● WHAT YOU HAVE TO DO
Set the listing down unchanged, minus every embedded image.

*-*-*

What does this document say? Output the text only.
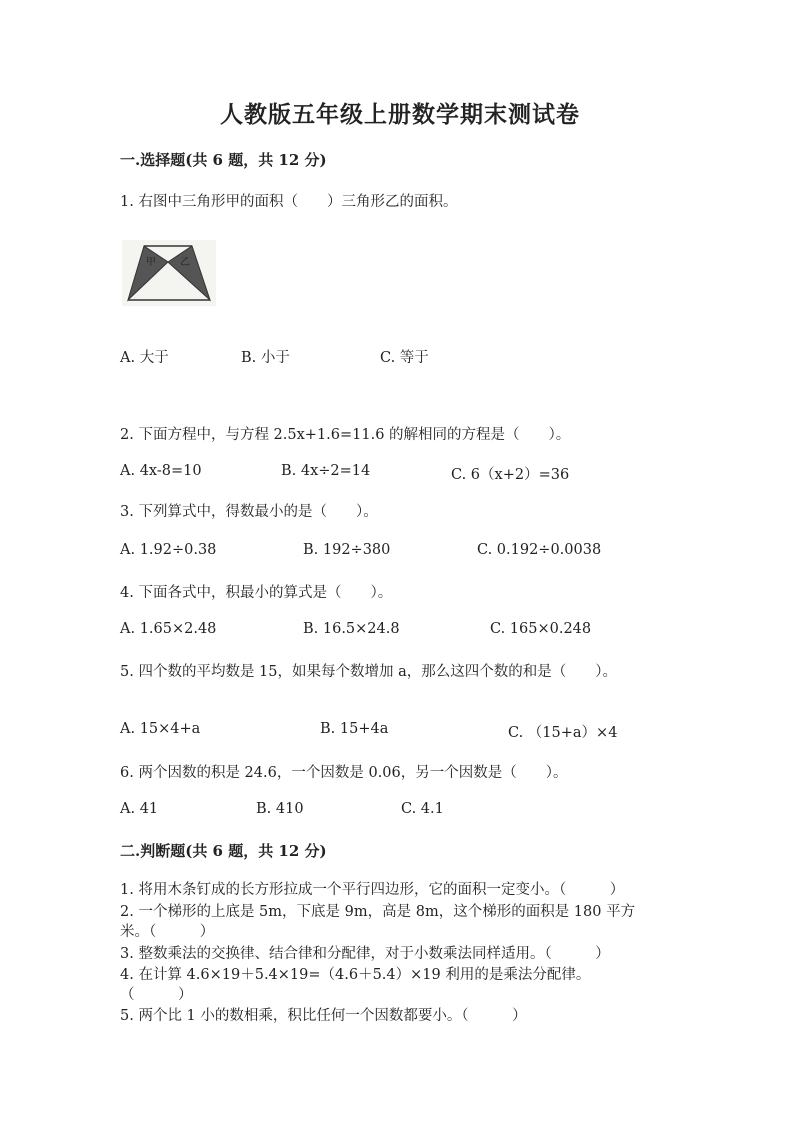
人教版五年级上册数学期末测试卷
一.选择题(共 6 题，共 12 分)
1. 右图中三角形甲的面积（　　）三角形乙的面积。
甲 乙
A. 大于	B. 小于	C. 等于
2. 下面方程中，与方程 2.5x+1.6=11.6 的解相同的方程是（　　）。
A. 4x-8=10	B. 4x÷2=14	C. 6（x+2）=36
3. 下列算式中，得数最小的是（　　）。
A. 1.92÷0.38	B. 192÷380	C. 0.192÷0.0038
4. 下面各式中，积最小的算式是（　　）。
A. 1.65×2.48	B. 16.5×24.8	C. 165×0.248
5. 四个数的平均数是 15，如果每个数增加 a，那么这四个数的和是（　　）。
A. 15×4+a	B. 15+4a	C. （15+a）×4
6. 两个因数的积是 24.6，一个因数是 0.06，另一个因数是（　　）。
A. 41	B. 410	C. 4.1
二.判断题(共 6 题，共 12 分)
1. 将用木条钉成的长方形拉成一个平行四边形，它的面积一定变小。（　　　）
2. 一个梯形的上底是 5m，下底是 9m，高是 8m，这个梯形的面积是 180 平方
米。（　　　）
3. 整数乘法的交换律、结合律和分配律，对于小数乘法同样适用。（　　　）
4. 在计算 4.6×19＋5.4×19=（4.6＋5.4）×19 利用的是乘法分配律。
（　　　）
5. 两个比 1 小的数相乘，积比任何一个因数都要小。（　　　）
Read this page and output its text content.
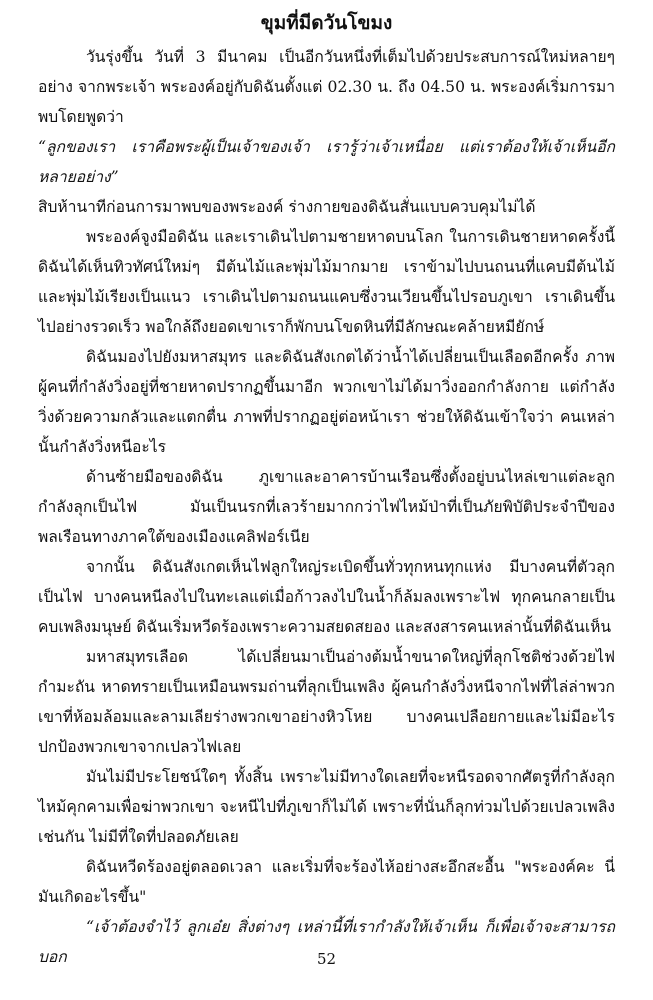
ขุมที่มีดวันโขมง

วันรุ่งขึ้น วันที่ 3 มีนาคม เป็นอีกวันหนึ่งที่เต็มไปด้วยประสบการณ์ใหม่หลายๆ อย่าง จากพระเจ้า พระองค์อยู่กับดิฉันตั้งแต่ 02.30 น. ถึง 04.50 น. พระองค์เริ่มการมาพบโดยพูดว่า

“ลูกของเรา เราคือพระผู้เป็นเจ้าของเจ้า เรารู้ว่าเจ้าเหนื่อย แต่เราต้องให้เจ้าเห็นอีกหลายอย่าง”

สิบห้านาทีก่อนการมาพบของพระองค์ ร่างกายของดิฉันสั่นแบบควบคุมไม่ได้

พระองค์จูงมือดิฉัน และเราเดินไปตามชายหาดบนโลก ในการเดินชายหาดครั้งนี้ ดิฉันได้เห็นทิวทัศน์ใหม่ๆ มีต้นไม้และพุ่มไม้มากมาย เราข้ามไปบนถนนที่แคบมีต้นไม้และพุ่มไม้เรียงเป็นแนว เราเดินไปตามถนนแคบซึ่งวนเวียนขึ้นไปรอบภูเขา เราเดินขึ้นไปอย่างรวดเร็ว พอใกล้ถึงยอดเขาเราก็พักบนโขดหินที่มีลักษณะคล้ายหมียักษ์

ดิฉันมองไปยังมหาสมุทร และดิฉันสังเกตได้ว่าน้ำได้เปลี่ยนเป็นเลือดอีกครั้ง ภาพผู้คนที่กำลังวิ่งอยู่ที่ชายหาดปรากฏขึ้นมาอีก พวกเขาไม่ได้มาวิ่งออกกำลังกาย แต่กำลังวิ่งด้วยความกลัวและแตกตื่น ภาพที่ปรากฏอยู่ต่อหน้าเรา ช่วยให้ดิฉันเข้าใจว่า คนเหล่านั้นกำลังวิ่งหนีอะไร

ด้านซ้ายมือของดิฉัน ภูเขาและอาคารบ้านเรือนซึ่งตั้งอยู่บนไหล่เขาแต่ละลูกกำลังลุกเป็นไฟ มันเป็นนรกที่เลวร้ายมากกว่าไฟไหม้ป่าที่เป็นภัยพิบัติประจำปีของพลเรือนทางภาคใต้ของเมืองแคลิฟอร์เนีย

จากนั้น ดิฉันสังเกตเห็นไฟลูกใหญ่ระเบิดขึ้นทั่วทุกหนทุกแห่ง มีบางคนที่ตัวลุกเป็นไฟ บางคนหนีลงไปในทะเลแต่เมื่อก้าวลงไปในน้ำก็ล้มลงเพราะไฟ ทุกคนกลายเป็นคบเพลิงมนุษย์ ดิฉันเริ่มหวีดร้องเพราะความสยดสยอง และสงสารคนเหล่านั้นที่ดิฉันเห็น

มหาสมุทรเลือด ได้เปลี่ยนมาเป็นอ่างต้มน้ำขนาดใหญ่ที่ลุกโชติช่วงด้วยไฟกำมะถัน หาดทรายเป็นเหมือนพรมถ่านที่ลุกเป็นเพลิง ผู้คนกำลังวิ่งหนีจากไฟที่ไล่ล่าพวกเขาที่ห้อมล้อมและลามเลียร่างพวกเขาอย่างหิวโหย บางคนเปลือยกายและไม่มีอะไรปกป้องพวกเขาจากเปลวไฟเลย

มันไม่มีประโยชน์ใดๆ ทั้งสิ้น เพราะไม่มีทางใดเลยที่จะหนีรอดจากศัตรูที่กำลังลุกไหม้คุกคามเพื่อฆ่าพวกเขา จะหนีไปที่ภูเขาก็ไม่ได้ เพราะที่นั่นก็ลุกท่วมไปด้วยเปลวเพลิงเช่นกัน ไม่มีที่ใดที่ปลอดภัยเลย

ดิฉันหวีดร้องอยู่ตลอดเวลา และเริ่มที่จะร้องไห้อย่างสะอึกสะอื้น "พระองค์คะ นี่มันเกิดอะไรขึ้น"

“เจ้าต้องจำไว้ ลูกเอ๋ย สิ่งต่างๆ เหล่านี้ที่เรากำลังให้เจ้าเห็น ก็เพื่อเจ้าจะสามารถบอก	52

*-*-*

● RESPONSE TO THIS EXERCISE
What does this document say? Output the text only.
人教版五年级上册数学期末测试卷
一.选择题(共 6 题，共 12 分)
1. 右图中三角形甲的面积（　　）三角形乙的面积。
甲 乙
A. 大于	B. 小于	C. 等于
2. 下面方程中，与方程 2.5x+1.6=11.6 的解相同的方程是（　　）。
A. 4x-8=10	B. 4x÷2=14	C. 6（x+2）=36
3. 下列算式中，得数最小的是（　　）。
A. 1.92÷0.38	B. 192÷380	C. 0.192÷0.0038
4. 下面各式中，积最小的算式是（　　）。
A. 1.65×2.48	B. 16.5×24.8	C. 165×0.248
5. 四个数的平均数是 15，如果每个数增加 a，那么这四个数的和是（　　）。
A. 15×4+a	B. 15+4a	C. （15+a）×4
6. 两个因数的积是 24.6，一个因数是 0.06，另一个因数是（　　）。
A. 41	B. 410	C. 4.1
二.判断题(共 6 题，共 12 分)
1. 将用木条钉成的长方形拉成一个平行四边形，它的面积一定变小。（　　　）
2. 一个梯形的上底是 5m，下底是 9m，高是 8m，这个梯形的面积是 180 平方
米。（　　　）
3. 整数乘法的交换律、结合律和分配律，对于小数乘法同样适用。（　　　）
4. 在计算 4.6×19＋5.4×19=（4.6＋5.4）×19 利用的是乘法分配律。
（　　　）
5. 两个比 1 小的数相乘，积比任何一个因数都要小。（　　　）
Read this page and output its text content.
ขุมที่มีดวันโขมง

วันรุ่งขึ้น วันที่ 3 มีนาคม เป็นอีกวันหนึ่งที่เต็มไปด้วยประสบการณ์ใหม่หลายๆ อย่าง จากพระเจ้า พระองค์อยู่กับดิฉันตั้งแต่ 02.30 น. ถึง 04.50 น. พระองค์เริ่มการมาพบโดยพูดว่า

“ลูกของเรา เราคือพระผู้เป็นเจ้าของเจ้า เรารู้ว่าเจ้าเหนื่อย แต่เราต้องให้เจ้าเห็นอีกหลายอย่าง”

สิบห้านาทีก่อนการมาพบของพระองค์ ร่างกายของดิฉันสั่นแบบควบคุมไม่ได้

พระองค์จูงมือดิฉัน และเราเดินไปตามชายหาดบนโลก ในการเดินชายหาดครั้งนี้ ดิฉันได้เห็นทิวทัศน์ใหม่ๆ มีต้นไม้และพุ่มไม้มากมาย เราข้ามไปบนถนนที่แคบมีต้นไม้และพุ่มไม้เรียงเป็นแนว เราเดินไปตามถนนแคบซึ่งวนเวียนขึ้นไปรอบภูเขา เราเดินขึ้นไปอย่างรวดเร็ว พอใกล้ถึงยอดเขาเราก็พักบนโขดหินที่มีลักษณะคล้ายหมียักษ์

ดิฉันมองไปยังมหาสมุทร และดิฉันสังเกตได้ว่าน้ำได้เปลี่ยนเป็นเลือดอีกครั้ง ภาพผู้คนที่กำลังวิ่งอยู่ที่ชายหาดปรากฏขึ้นมาอีก พวกเขาไม่ได้มาวิ่งออกกำลังกาย แต่กำลังวิ่งด้วยความกลัวและแตกตื่น ภาพที่ปรากฏอยู่ต่อหน้าเรา ช่วยให้ดิฉันเข้าใจว่า คนเหล่านั้นกำลังวิ่งหนีอะไร

ด้านซ้ายมือของดิฉัน ภูเขาและอาคารบ้านเรือนซึ่งตั้งอยู่บนไหล่เขาแต่ละลูกกำลังลุกเป็นไฟ มันเป็นนรกที่เลวร้ายมากกว่าไฟไหม้ป่าที่เป็นภัยพิบัติประจำปีของพลเรือนทางภาคใต้ของเมืองแคลิฟอร์เนีย

จากนั้น ดิฉันสังเกตเห็นไฟลูกใหญ่ระเบิดขึ้นทั่วทุกหนทุกแห่ง มีบางคนที่ตัวลุกเป็นไฟ บางคนหนีลงไปในทะเลแต่เมื่อก้าวลงไปในน้ำก็ล้มลงเพราะไฟ ทุกคนกลายเป็นคบเพลิงมนุษย์ ดิฉันเริ่มหวีดร้องเพราะความสยดสยอง และสงสารคนเหล่านั้นที่ดิฉันเห็น

มหาสมุทรเลือด ได้เปลี่ยนมาเป็นอ่างต้มน้ำขนาดใหญ่ที่ลุกโชติช่วงด้วยไฟกำมะถัน หาดทรายเป็นเหมือนพรมถ่านที่ลุกเป็นเพลิง ผู้คนกำลังวิ่งหนีจากไฟที่ไล่ล่าพวกเขาที่ห้อมล้อมและลามเลียร่างพวกเขาอย่างหิวโหย บางคนเปลือยกายและไม่มีอะไรปกป้องพวกเขาจากเปลวไฟเลย

มันไม่มีประโยชน์ใดๆ ทั้งสิ้น เพราะไม่มีทางใดเลยที่จะหนีรอดจากศัตรูที่กำลังลุกไหม้คุกคามเพื่อฆ่าพวกเขา จะหนีไปที่ภูเขาก็ไม่ได้ เพราะที่นั่นก็ลุกท่วมไปด้วยเปลวเพลิงเช่นกัน ไม่มีที่ใดที่ปลอดภัยเลย

ดิฉันหวีดร้องอยู่ตลอดเวลา และเริ่มที่จะร้องไห้อย่างสะอึกสะอื้น "พระองค์คะ นี่มันเกิดอะไรขึ้น"

“เจ้าต้องจำไว้ ลูกเอ๋ย สิ่งต่างๆ เหล่านี้ที่เรากำลังให้เจ้าเห็น ก็เพื่อเจ้าจะสามารถบอก	52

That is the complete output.